Reproduce the entries word for word, and omit any picture you find in them.

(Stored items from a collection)
· · ·
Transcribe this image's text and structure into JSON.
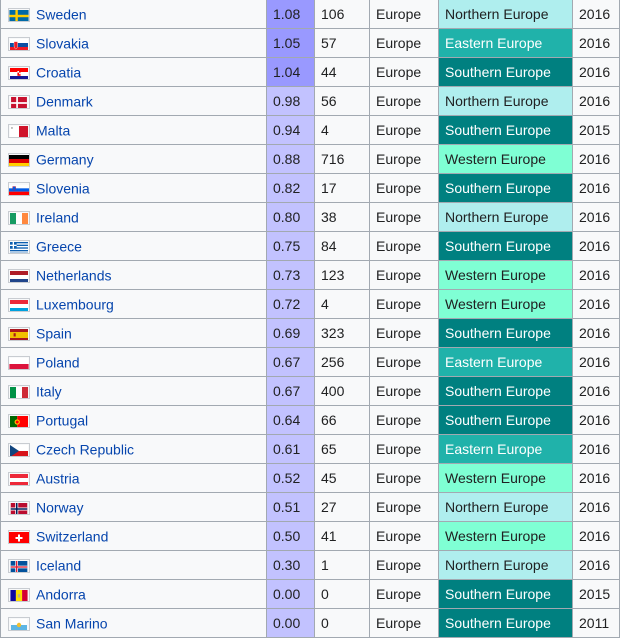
{
  "rows": [
    {
      "country": "Sweden",
      "flag": "flag-sweden-icon",
      "rate": "1.08",
      "count": "106",
      "continent": "Europe",
      "region": "Northern Europe",
      "year": "2016",
      "rate_color": "#9999ff"
    },
    {
      "country": "Slovakia",
      "flag": "flag-slovakia-icon",
      "rate": "1.05",
      "count": "57",
      "continent": "Europe",
      "region": "Eastern Europe",
      "year": "2016",
      "rate_color": "#9999ff"
    },
    {
      "country": "Croatia",
      "flag": "flag-croatia-icon",
      "rate": "1.04",
      "count": "44",
      "continent": "Europe",
      "region": "Southern Europe",
      "year": "2016",
      "rate_color": "#9999ff"
    },
    {
      "country": "Denmark",
      "flag": "flag-denmark-icon",
      "rate": "0.98",
      "count": "56",
      "continent": "Europe",
      "region": "Northern Europe",
      "year": "2016",
      "rate_color": "#c2c2ff"
    },
    {
      "country": "Malta",
      "flag": "flag-malta-icon",
      "rate": "0.94",
      "count": "4",
      "continent": "Europe",
      "region": "Southern Europe",
      "year": "2015",
      "rate_color": "#c2c2ff"
    },
    {
      "country": "Germany",
      "flag": "flag-germany-icon",
      "rate": "0.88",
      "count": "716",
      "continent": "Europe",
      "region": "Western Europe",
      "year": "2016",
      "rate_color": "#c2c2ff"
    },
    {
      "country": "Slovenia",
      "flag": "flag-slovenia-icon",
      "rate": "0.82",
      "count": "17",
      "continent": "Europe",
      "region": "Southern Europe",
      "year": "2016",
      "rate_color": "#c2c2ff"
    },
    {
      "country": "Ireland",
      "flag": "flag-ireland-icon",
      "rate": "0.80",
      "count": "38",
      "continent": "Europe",
      "region": "Northern Europe",
      "year": "2016",
      "rate_color": "#c2c2ff"
    },
    {
      "country": "Greece",
      "flag": "flag-greece-icon",
      "rate": "0.75",
      "count": "84",
      "continent": "Europe",
      "region": "Southern Europe",
      "year": "2016",
      "rate_color": "#c2c2ff"
    },
    {
      "country": "Netherlands",
      "flag": "flag-netherlands-icon",
      "rate": "0.73",
      "count": "123",
      "continent": "Europe",
      "region": "Western Europe",
      "year": "2016",
      "rate_color": "#c2c2ff"
    },
    {
      "country": "Luxembourg",
      "flag": "flag-luxembourg-icon",
      "rate": "0.72",
      "count": "4",
      "continent": "Europe",
      "region": "Western Europe",
      "year": "2016",
      "rate_color": "#c2c2ff"
    },
    {
      "country": "Spain",
      "flag": "flag-spain-icon",
      "rate": "0.69",
      "count": "323",
      "continent": "Europe",
      "region": "Southern Europe",
      "year": "2016",
      "rate_color": "#c2c2ff"
    },
    {
      "country": "Poland",
      "flag": "flag-poland-icon",
      "rate": "0.67",
      "count": "256",
      "continent": "Europe",
      "region": "Eastern Europe",
      "year": "2016",
      "rate_color": "#c2c2ff"
    },
    {
      "country": "Italy",
      "flag": "flag-italy-icon",
      "rate": "0.67",
      "count": "400",
      "continent": "Europe",
      "region": "Southern Europe",
      "year": "2016",
      "rate_color": "#c2c2ff"
    },
    {
      "country": "Portugal",
      "flag": "flag-portugal-icon",
      "rate": "0.64",
      "count": "66",
      "continent": "Europe",
      "region": "Southern Europe",
      "year": "2016",
      "rate_color": "#c2c2ff"
    },
    {
      "country": "Czech Republic",
      "flag": "flag-czech-republic-icon",
      "rate": "0.61",
      "count": "65",
      "continent": "Europe",
      "region": "Eastern Europe",
      "year": "2016",
      "rate_color": "#c2c2ff"
    },
    {
      "country": "Austria",
      "flag": "flag-austria-icon",
      "rate": "0.52",
      "count": "45",
      "continent": "Europe",
      "region": "Western Europe",
      "year": "2016",
      "rate_color": "#c2c2ff"
    },
    {
      "country": "Norway",
      "flag": "flag-norway-icon",
      "rate": "0.51",
      "count": "27",
      "continent": "Europe",
      "region": "Northern Europe",
      "year": "2016",
      "rate_color": "#c2c2ff"
    },
    {
      "country": "Switzerland",
      "flag": "flag-switzerland-icon",
      "rate": "0.50",
      "count": "41",
      "continent": "Europe",
      "region": "Western Europe",
      "year": "2016",
      "rate_color": "#c2c2ff"
    },
    {
      "country": "Iceland",
      "flag": "flag-iceland-icon",
      "rate": "0.30",
      "count": "1",
      "continent": "Europe",
      "region": "Northern Europe",
      "year": "2016",
      "rate_color": "#c2c2ff"
    },
    {
      "country": "Andorra",
      "flag": "flag-andorra-icon",
      "rate": "0.00",
      "count": "0",
      "continent": "Europe",
      "region": "Southern Europe",
      "year": "2015",
      "rate_color": "#c2c2ff"
    },
    {
      "country": "San Marino",
      "flag": "flag-san-marino-icon",
      "rate": "0.00",
      "count": "0",
      "continent": "Europe",
      "region": "Southern Europe",
      "year": "2011",
      "rate_color": "#c2c2ff"
    }
  ],
  "region_colors": {
    "Northern Europe": {
      "bg": "#afeeee",
      "fg": "#202122"
    },
    "Eastern Europe": {
      "bg": "#20b2aa",
      "fg": "#ffffff"
    },
    "Southern Europe": {
      "bg": "#008080",
      "fg": "#ffffff"
    },
    "Western Europe": {
      "bg": "#7fffd4",
      "fg": "#202122"
    }
  },
  "colors": {
    "link": "#0645ad",
    "border": "#a2a9b1",
    "cell_bg": "#f8f9fa"
  }
}
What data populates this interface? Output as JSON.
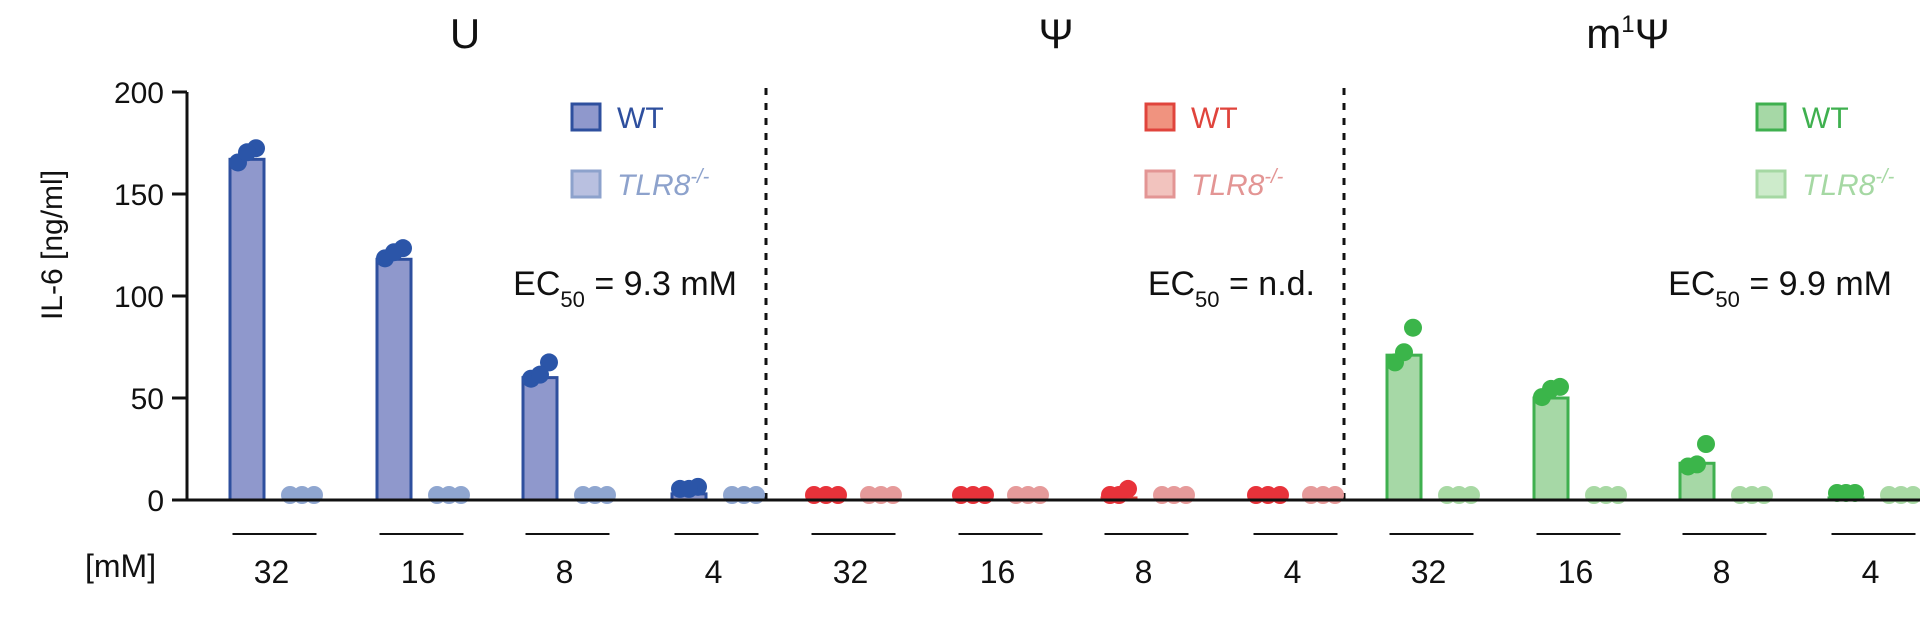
· · ·
→ Response below
Transcribe this image's text and structure into JSON.
{
  "rows": [
    {
      "country": "Sweden",
      "flag": "flag-sweden-icon",
      "rate": "1.08",
      "count": "106",
      "continent": "Europe",
      "region": "Northern Europe",
      "year": "2016",
      "rate_color": "#9999ff"
    },
    {
      "country": "Slovakia",
      "flag": "flag-slovakia-icon",
      "rate": "1.05",
      "count": "57",
      "continent": "Europe",
      "region": "Eastern Europe",
      "year": "2016",
      "rate_color": "#9999ff"
    },
    {
      "country": "Croatia",
      "flag": "flag-croatia-icon",
      "rate": "1.04",
      "count": "44",
      "continent": "Europe",
      "region": "Southern Europe",
      "year": "2016",
      "rate_color": "#9999ff"
    },
    {
      "country": "Denmark",
      "flag": "flag-denmark-icon",
      "rate": "0.98",
      "count": "56",
      "continent": "Europe",
      "region": "Northern Europe",
      "year": "2016",
      "rate_color": "#c2c2ff"
    },
    {
      "country": "Malta",
      "flag": "flag-malta-icon",
      "rate": "0.94",
      "count": "4",
      "continent": "Europe",
      "region": "Southern Europe",
      "year": "2015",
      "rate_color": "#c2c2ff"
    },
    {
      "country": "Germany",
      "flag": "flag-germany-icon",
      "rate": "0.88",
      "count": "716",
      "continent": "Europe",
      "region": "Western Europe",
      "year": "2016",
      "rate_color": "#c2c2ff"
    },
    {
      "country": "Slovenia",
      "flag": "flag-slovenia-icon",
      "rate": "0.82",
      "count": "17",
      "continent": "Europe",
      "region": "Southern Europe",
      "year": "2016",
      "rate_color": "#c2c2ff"
    },
    {
      "country": "Ireland",
      "flag": "flag-ireland-icon",
      "rate": "0.80",
      "count": "38",
      "continent": "Europe",
      "region": "Northern Europe",
      "year": "2016",
      "rate_color": "#c2c2ff"
    },
    {
      "country": "Greece",
      "flag": "flag-greece-icon",
      "rate": "0.75",
      "count": "84",
      "continent": "Europe",
      "region": "Southern Europe",
      "year": "2016",
      "rate_color": "#c2c2ff"
    },
    {
      "country": "Netherlands",
      "flag": "flag-netherlands-icon",
      "rate": "0.73",
      "count": "123",
      "continent": "Europe",
      "region": "Western Europe",
      "year": "2016",
      "rate_color": "#c2c2ff"
    },
    {
      "country": "Luxembourg",
      "flag": "flag-luxembourg-icon",
      "rate": "0.72",
      "count": "4",
      "continent": "Europe",
      "region": "Western Europe",
      "year": "2016",
      "rate_color": "#c2c2ff"
    },
    {
      "country": "Spain",
      "flag": "flag-spain-icon",
      "rate": "0.69",
      "count": "323",
      "continent": "Europe",
      "region": "Southern Europe",
      "year": "2016",
      "rate_color": "#c2c2ff"
    },
    {
      "country": "Poland",
      "flag": "flag-poland-icon",
      "rate": "0.67",
      "count": "256",
      "continent": "Europe",
      "region": "Eastern Europe",
      "year": "2016",
      "rate_color": "#c2c2ff"
    },
    {
      "country": "Italy",
      "flag": "flag-italy-icon",
      "rate": "0.67",
      "count": "400",
      "continent": "Europe",
      "region": "Southern Europe",
      "year": "2016",
      "rate_color": "#c2c2ff"
    },
    {
      "country": "Portugal",
      "flag": "flag-portugal-icon",
      "rate": "0.64",
      "count": "66",
      "continent": "Europe",
      "region": "Southern Europe",
      "year": "2016",
      "rate_color": "#c2c2ff"
    },
    {
      "country": "Czech Republic",
      "flag": "flag-czech-republic-icon",
      "rate": "0.61",
      "count": "65",
      "continent": "Europe",
      "region": "Eastern Europe",
      "year": "2016",
      "rate_color": "#c2c2ff"
    },
    {
      "country": "Austria",
      "flag": "flag-austria-icon",
      "rate": "0.52",
      "count": "45",
      "continent": "Europe",
      "region": "Western Europe",
      "year": "2016",
      "rate_color": "#c2c2ff"
    },
    {
      "country": "Norway",
      "flag": "flag-norway-icon",
      "rate": "0.51",
      "count": "27",
      "continent": "Europe",
      "region": "Northern Europe",
      "year": "2016",
      "rate_color": "#c2c2ff"
    },
    {
      "country": "Switzerland",
      "flag": "flag-switzerland-icon",
      "rate": "0.50",
      "count": "41",
      "continent": "Europe",
      "region": "Western Europe",
      "year": "2016",
      "rate_color": "#c2c2ff"
    },
    {
      "country": "Iceland",
      "flag": "flag-iceland-icon",
      "rate": "0.30",
      "count": "1",
      "continent": "Europe",
      "region": "Northern Europe",
      "year": "2016",
      "rate_color": "#c2c2ff"
    },
    {
      "country": "Andorra",
      "flag": "flag-andorra-icon",
      "rate": "0.00",
      "count": "0",
      "continent": "Europe",
      "region": "Southern Europe",
      "year": "2015",
      "rate_color": "#c2c2ff"
    },
    {
      "country": "San Marino",
      "flag": "flag-san-marino-icon",
      "rate": "0.00",
      "count": "0",
      "continent": "Europe",
      "region": "Southern Europe",
      "year": "2011",
      "rate_color": "#c2c2ff"
    }
  ],
  "region_colors": {
    "Northern Europe": {
      "bg": "#afeeee",
      "fg": "#202122"
    },
    "Eastern Europe": {
      "bg": "#20b2aa",
      "fg": "#ffffff"
    },
    "Southern Europe": {
      "bg": "#008080",
      "fg": "#ffffff"
    },
    "Western Europe": {
      "bg": "#7fffd4",
      "fg": "#202122"
    }
  },
  "colors": {
    "link": "#0645ad",
    "border": "#a2a9b1",
    "cell_bg": "#f8f9fa"
  }
}
What data populates this interface? Output as JSON.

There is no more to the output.